* BEGIN DATA PROVIDED *

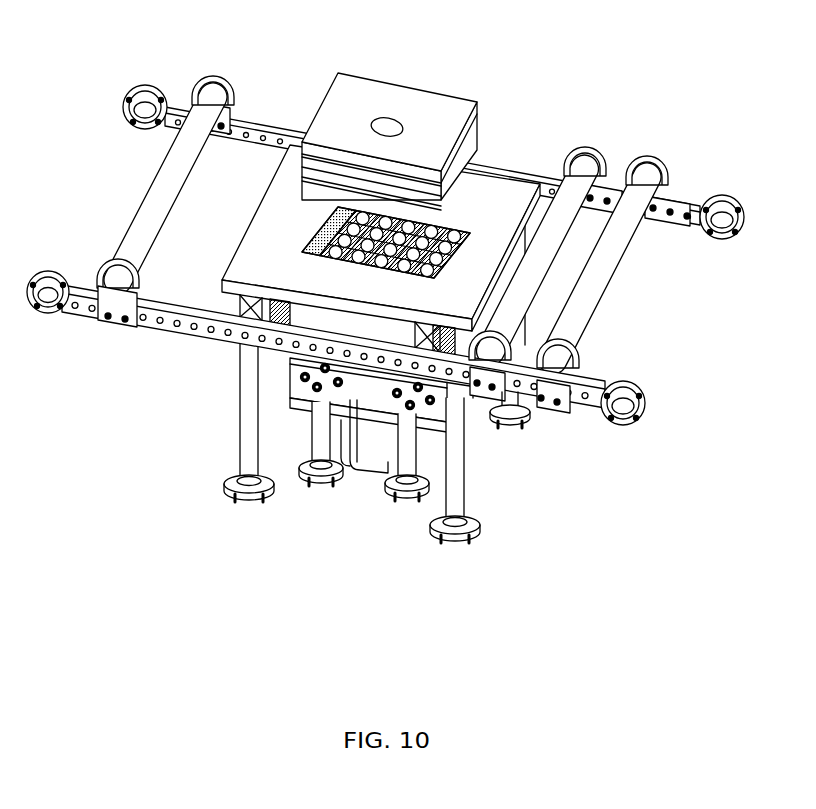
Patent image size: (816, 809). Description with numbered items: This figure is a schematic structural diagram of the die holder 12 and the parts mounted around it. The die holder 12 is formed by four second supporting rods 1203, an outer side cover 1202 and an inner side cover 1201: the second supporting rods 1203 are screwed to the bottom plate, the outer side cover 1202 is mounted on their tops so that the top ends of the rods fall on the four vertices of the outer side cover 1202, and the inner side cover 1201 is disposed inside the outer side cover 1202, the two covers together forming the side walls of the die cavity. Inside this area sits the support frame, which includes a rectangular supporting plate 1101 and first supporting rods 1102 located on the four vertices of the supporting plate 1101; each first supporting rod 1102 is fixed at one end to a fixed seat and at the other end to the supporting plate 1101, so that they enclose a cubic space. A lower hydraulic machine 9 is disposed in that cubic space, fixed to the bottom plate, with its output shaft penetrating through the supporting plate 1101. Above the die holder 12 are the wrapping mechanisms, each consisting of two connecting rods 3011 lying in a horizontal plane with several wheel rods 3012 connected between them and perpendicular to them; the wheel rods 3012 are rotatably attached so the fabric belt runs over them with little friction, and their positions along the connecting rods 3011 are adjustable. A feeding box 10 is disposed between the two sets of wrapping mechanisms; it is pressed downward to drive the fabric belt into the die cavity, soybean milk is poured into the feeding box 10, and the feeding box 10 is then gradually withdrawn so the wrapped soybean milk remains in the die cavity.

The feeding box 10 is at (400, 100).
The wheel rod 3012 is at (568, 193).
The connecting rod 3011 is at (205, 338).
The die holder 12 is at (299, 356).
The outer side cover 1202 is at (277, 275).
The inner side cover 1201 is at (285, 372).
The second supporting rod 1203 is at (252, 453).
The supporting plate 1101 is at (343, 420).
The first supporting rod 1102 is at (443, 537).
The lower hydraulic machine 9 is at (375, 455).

* END DATA PROVIDED *
* BEGIN DATA PROVIDED *

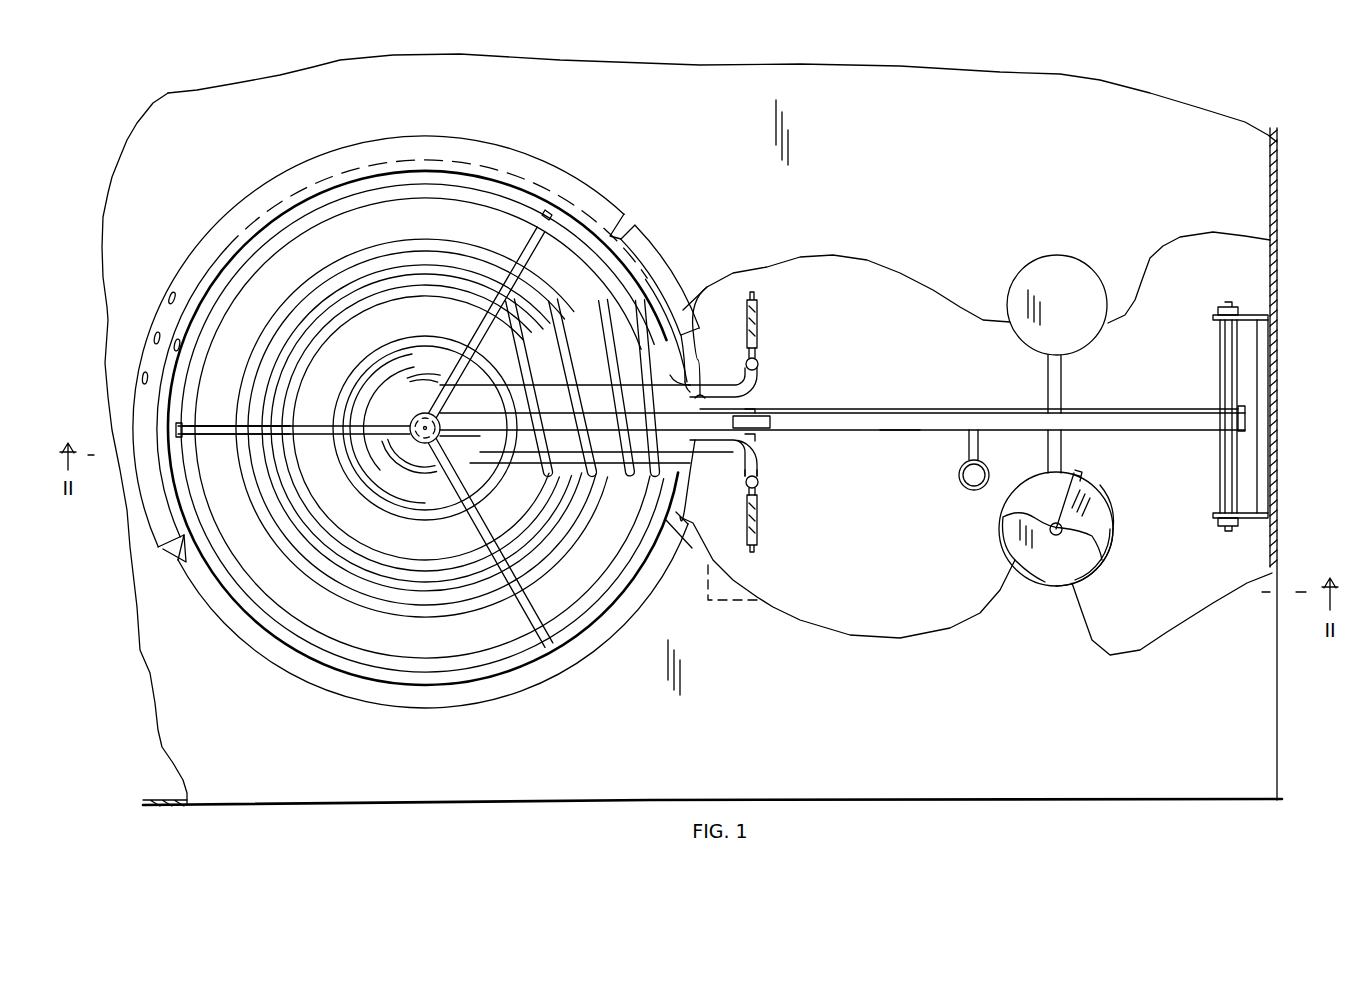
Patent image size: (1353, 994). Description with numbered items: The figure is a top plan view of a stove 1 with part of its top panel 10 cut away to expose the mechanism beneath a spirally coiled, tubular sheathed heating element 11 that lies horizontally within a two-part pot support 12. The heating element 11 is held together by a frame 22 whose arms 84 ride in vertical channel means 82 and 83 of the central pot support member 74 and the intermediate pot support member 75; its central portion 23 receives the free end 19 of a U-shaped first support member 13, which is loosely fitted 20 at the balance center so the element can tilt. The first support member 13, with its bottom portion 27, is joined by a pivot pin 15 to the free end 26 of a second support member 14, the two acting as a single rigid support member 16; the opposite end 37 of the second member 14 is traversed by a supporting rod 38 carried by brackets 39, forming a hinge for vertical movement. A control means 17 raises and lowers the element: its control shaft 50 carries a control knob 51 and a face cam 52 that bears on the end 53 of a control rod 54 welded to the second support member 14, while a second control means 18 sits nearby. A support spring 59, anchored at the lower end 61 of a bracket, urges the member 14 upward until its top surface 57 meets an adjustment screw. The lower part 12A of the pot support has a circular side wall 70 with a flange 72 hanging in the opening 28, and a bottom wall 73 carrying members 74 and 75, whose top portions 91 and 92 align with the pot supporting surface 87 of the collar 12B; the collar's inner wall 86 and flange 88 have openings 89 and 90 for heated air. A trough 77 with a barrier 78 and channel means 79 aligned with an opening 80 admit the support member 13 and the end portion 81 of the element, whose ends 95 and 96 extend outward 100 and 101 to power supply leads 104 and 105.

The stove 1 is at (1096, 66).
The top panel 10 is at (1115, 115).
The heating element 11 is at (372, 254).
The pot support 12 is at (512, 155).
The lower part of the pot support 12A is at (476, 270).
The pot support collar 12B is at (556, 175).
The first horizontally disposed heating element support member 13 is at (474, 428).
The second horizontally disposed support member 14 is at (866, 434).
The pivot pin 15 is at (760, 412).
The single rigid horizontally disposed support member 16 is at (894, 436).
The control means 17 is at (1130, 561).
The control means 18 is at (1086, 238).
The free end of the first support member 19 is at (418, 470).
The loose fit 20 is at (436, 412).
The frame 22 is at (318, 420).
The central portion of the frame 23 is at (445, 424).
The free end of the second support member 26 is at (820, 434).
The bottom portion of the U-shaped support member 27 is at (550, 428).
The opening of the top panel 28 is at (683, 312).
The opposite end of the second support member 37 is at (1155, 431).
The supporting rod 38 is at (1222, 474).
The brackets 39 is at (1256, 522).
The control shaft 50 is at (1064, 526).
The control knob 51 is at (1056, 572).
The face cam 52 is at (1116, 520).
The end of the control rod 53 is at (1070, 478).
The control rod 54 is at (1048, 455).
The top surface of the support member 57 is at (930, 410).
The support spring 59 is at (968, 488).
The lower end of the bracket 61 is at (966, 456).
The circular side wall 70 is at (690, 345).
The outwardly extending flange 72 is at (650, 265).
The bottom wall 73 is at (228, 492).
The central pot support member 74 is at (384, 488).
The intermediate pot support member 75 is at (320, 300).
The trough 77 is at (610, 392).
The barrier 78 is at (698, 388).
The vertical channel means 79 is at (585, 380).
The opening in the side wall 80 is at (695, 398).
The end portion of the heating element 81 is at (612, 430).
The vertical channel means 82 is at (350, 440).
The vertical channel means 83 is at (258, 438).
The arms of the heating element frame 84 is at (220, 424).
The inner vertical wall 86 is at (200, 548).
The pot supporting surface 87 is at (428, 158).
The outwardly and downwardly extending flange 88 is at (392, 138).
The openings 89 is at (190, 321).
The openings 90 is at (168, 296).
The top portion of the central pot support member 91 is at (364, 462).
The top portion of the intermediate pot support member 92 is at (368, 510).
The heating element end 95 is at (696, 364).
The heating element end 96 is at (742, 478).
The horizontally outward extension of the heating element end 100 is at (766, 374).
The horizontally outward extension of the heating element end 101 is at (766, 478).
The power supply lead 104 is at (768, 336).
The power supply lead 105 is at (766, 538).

* END DATA PROVIDED *

**TASK TO COMPLETE**
Find every line in the items above that contains the word "outer" and copy each of those lines.

**TASK RESPONSE**
Patent image size: (816, 809). Description with numbered items: This figure is a schematic structural diagram of the die holder 12 and the parts mounted around it. The die holder 12 is formed by four second supporting rods 1203, an outer side cover 1202 and an inner side cover 1201: the second supporting rods 1203 are screwed to the bottom plate, the outer side cover 1202 is mounted on their tops so that the top ends of the rods fall on the four vertices of the outer side cover 1202, and the inner side cover 1201 is disposed inside the outer side cover 1202, the two covers together forming the side walls of the die cavity. Inside this area sits the support frame, which includes a rectangular supporting plate 1101 and first supporting rods 1102 located on the four vertices of the supporting plate 1101; each first supporting rod 1102 is fixed at one end to a fixed seat and at the other end to the supporting plate 1101, so that they enclose a cubic space. A lower hydraulic machine 9 is disposed in that cubic space, fixed to the bottom plate, with its output shaft penetrating through the supporting plate 1101. Above the die holder 12 are the wrapping mechanisms, each consisting of two connecting rods 3011 lying in a horizontal plane with several wheel rods 3012 connected between them and perpendicular to them; the wheel rods 3012 are rotatably attached so the fabric belt runs over them with little friction, and their positions along the connecting rods 3011 are adjustable. A feeding box 10 is disposed between the two sets of wrapping mechanisms; it is pressed downward to drive the fabric belt into the die cavity, soybean milk is poured into the feeding box 10, and the feeding box 10 is then gradually withdrawn so the wrapped soybean milk remains in the die cavity.
The outer side cover 1202 is at (277, 275).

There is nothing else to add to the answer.